Records from a collection
"""

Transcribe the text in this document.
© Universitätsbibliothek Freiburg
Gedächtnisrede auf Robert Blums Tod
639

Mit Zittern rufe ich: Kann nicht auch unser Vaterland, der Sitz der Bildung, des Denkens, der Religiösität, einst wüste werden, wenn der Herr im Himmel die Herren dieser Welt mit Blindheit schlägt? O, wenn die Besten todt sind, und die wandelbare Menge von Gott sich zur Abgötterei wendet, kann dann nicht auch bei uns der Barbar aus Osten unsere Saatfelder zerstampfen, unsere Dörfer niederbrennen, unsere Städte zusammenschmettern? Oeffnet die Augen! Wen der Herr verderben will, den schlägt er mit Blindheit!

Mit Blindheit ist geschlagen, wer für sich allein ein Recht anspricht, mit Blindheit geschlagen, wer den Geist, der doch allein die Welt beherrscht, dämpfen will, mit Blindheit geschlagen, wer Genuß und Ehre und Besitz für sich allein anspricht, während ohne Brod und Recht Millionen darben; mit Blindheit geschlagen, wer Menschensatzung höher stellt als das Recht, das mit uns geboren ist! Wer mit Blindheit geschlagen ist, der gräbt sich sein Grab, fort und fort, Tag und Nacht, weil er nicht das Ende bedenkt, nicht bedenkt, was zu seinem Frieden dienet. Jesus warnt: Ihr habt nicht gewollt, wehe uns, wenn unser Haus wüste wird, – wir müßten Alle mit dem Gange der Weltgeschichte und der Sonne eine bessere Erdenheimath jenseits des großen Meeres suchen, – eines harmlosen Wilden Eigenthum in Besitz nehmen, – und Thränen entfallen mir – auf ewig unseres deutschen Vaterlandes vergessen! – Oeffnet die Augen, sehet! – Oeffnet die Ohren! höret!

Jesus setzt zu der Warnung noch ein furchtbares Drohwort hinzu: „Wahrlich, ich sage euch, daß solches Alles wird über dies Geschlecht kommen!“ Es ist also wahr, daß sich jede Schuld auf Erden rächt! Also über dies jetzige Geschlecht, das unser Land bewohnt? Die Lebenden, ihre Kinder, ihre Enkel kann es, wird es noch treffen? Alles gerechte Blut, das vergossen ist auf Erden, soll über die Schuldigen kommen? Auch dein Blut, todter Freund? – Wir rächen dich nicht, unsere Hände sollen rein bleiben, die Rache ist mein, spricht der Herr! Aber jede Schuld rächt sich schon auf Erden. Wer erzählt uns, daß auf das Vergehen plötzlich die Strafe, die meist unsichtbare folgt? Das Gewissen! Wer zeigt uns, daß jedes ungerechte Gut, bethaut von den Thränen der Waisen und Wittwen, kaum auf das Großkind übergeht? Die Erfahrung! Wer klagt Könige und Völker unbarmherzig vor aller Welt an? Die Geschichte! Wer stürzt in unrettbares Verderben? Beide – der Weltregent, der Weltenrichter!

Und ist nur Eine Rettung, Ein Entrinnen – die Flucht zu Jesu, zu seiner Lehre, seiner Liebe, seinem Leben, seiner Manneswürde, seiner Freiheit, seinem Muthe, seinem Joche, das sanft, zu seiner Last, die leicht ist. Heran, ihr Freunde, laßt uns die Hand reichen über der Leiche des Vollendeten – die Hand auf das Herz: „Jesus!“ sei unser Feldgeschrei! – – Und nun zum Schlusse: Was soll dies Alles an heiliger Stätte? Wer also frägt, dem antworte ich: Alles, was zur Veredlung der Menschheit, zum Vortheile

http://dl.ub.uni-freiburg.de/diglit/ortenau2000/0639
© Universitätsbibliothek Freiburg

"""
"""

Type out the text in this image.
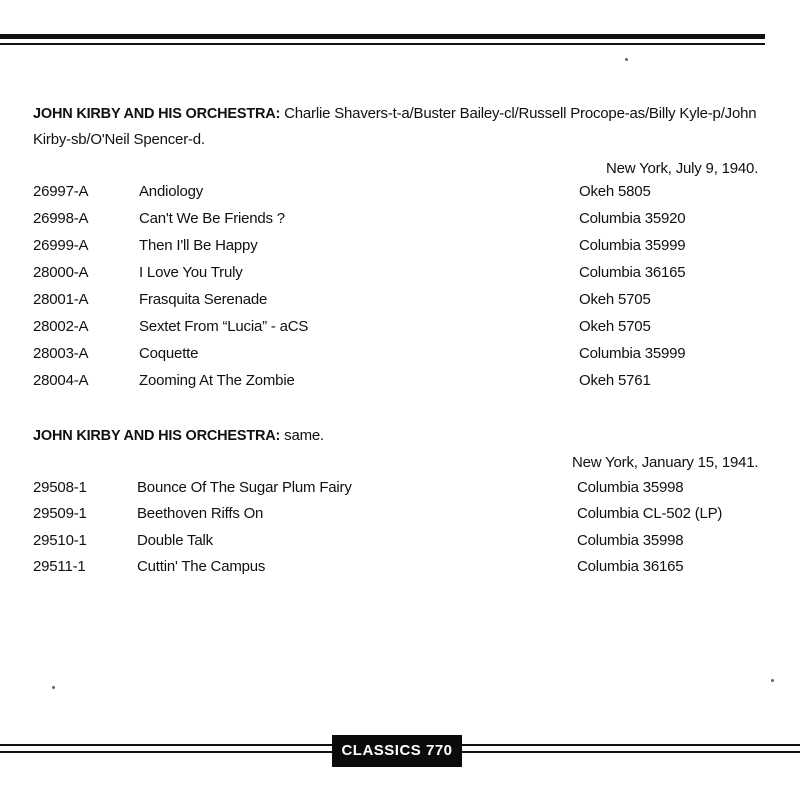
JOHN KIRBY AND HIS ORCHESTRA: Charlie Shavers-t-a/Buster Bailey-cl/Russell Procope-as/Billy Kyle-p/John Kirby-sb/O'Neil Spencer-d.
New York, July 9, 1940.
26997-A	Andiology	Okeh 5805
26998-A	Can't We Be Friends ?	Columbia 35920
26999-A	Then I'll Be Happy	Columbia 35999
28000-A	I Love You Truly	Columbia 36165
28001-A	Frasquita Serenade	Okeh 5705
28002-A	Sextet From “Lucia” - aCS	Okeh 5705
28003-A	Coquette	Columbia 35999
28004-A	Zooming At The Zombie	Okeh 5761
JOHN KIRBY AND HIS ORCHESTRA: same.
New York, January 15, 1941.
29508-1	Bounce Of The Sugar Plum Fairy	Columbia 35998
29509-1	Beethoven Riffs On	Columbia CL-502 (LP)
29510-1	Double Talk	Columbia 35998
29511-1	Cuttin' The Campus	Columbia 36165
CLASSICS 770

"""
"""

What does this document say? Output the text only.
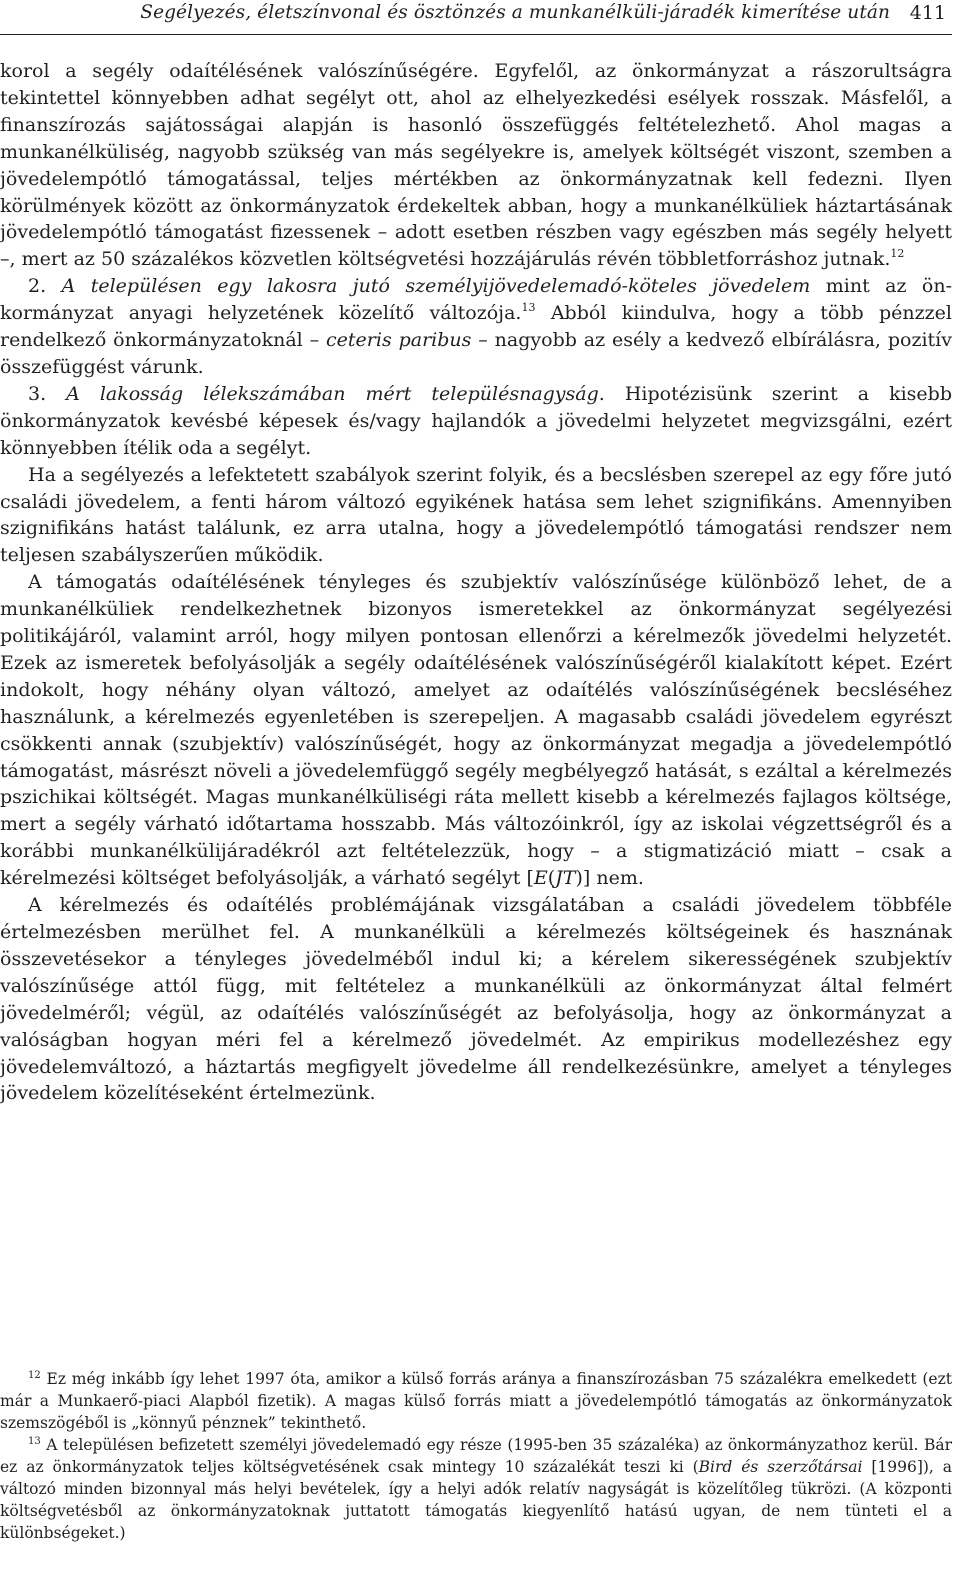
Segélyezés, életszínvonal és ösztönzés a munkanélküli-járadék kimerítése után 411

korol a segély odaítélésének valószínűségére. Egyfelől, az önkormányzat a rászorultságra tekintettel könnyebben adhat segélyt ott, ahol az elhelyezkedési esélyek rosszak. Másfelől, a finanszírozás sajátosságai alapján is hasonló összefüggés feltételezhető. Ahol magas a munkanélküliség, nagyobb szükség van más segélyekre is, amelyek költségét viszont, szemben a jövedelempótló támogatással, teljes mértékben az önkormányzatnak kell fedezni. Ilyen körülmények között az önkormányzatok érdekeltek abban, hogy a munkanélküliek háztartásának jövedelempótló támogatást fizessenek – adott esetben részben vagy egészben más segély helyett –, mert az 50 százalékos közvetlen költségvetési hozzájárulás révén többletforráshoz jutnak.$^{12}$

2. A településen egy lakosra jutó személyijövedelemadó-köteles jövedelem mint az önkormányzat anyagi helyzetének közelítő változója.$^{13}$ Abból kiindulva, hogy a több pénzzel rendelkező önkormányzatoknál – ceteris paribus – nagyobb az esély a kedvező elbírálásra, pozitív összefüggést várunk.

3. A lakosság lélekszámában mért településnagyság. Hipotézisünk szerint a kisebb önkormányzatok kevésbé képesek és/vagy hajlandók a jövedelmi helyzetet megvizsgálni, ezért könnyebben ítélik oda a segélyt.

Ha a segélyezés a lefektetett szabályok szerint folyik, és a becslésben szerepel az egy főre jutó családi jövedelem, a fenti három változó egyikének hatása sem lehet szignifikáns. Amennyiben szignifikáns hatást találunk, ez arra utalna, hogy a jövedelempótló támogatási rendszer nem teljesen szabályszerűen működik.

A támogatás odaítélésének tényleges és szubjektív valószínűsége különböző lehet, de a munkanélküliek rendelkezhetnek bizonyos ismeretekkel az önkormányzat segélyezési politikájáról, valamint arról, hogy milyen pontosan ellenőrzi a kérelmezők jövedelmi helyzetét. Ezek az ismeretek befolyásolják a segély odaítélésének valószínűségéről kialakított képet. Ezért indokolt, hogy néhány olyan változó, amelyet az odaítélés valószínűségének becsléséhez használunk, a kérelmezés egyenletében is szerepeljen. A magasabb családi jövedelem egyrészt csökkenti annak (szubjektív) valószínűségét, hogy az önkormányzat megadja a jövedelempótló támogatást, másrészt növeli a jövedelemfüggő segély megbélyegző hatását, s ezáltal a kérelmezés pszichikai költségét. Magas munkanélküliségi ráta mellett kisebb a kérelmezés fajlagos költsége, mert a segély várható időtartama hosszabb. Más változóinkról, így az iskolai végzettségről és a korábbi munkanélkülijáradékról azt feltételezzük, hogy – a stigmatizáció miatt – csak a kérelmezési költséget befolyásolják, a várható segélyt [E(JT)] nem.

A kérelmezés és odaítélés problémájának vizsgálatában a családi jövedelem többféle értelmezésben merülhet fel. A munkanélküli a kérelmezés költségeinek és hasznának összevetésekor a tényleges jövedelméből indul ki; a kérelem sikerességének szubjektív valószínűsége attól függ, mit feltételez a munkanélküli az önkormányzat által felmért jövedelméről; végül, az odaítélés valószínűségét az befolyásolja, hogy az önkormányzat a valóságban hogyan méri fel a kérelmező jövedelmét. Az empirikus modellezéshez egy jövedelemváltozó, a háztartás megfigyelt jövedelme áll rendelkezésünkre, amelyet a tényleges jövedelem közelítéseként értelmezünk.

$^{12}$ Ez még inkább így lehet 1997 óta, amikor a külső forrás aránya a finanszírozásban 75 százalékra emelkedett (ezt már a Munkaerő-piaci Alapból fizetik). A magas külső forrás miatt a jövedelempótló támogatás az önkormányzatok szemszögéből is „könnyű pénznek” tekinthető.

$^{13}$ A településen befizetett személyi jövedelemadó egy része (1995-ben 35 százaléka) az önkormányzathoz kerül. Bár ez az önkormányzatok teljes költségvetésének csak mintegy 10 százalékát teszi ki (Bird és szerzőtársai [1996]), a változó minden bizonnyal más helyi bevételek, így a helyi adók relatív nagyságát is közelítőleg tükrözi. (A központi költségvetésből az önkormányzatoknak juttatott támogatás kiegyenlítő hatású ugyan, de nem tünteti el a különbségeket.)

"""

— WRITTEN INSTRUCTION —
Pick out lines containing the word "Okeh", each one as written.

— REPLY TO THE TASK —
26997-A	Andiology	Okeh 5805
28001-A	Frasquita Serenade	Okeh 5705
28002-A	Sextet From “Lucia” - aCS	Okeh 5705
28004-A	Zooming At The Zombie	Okeh 5761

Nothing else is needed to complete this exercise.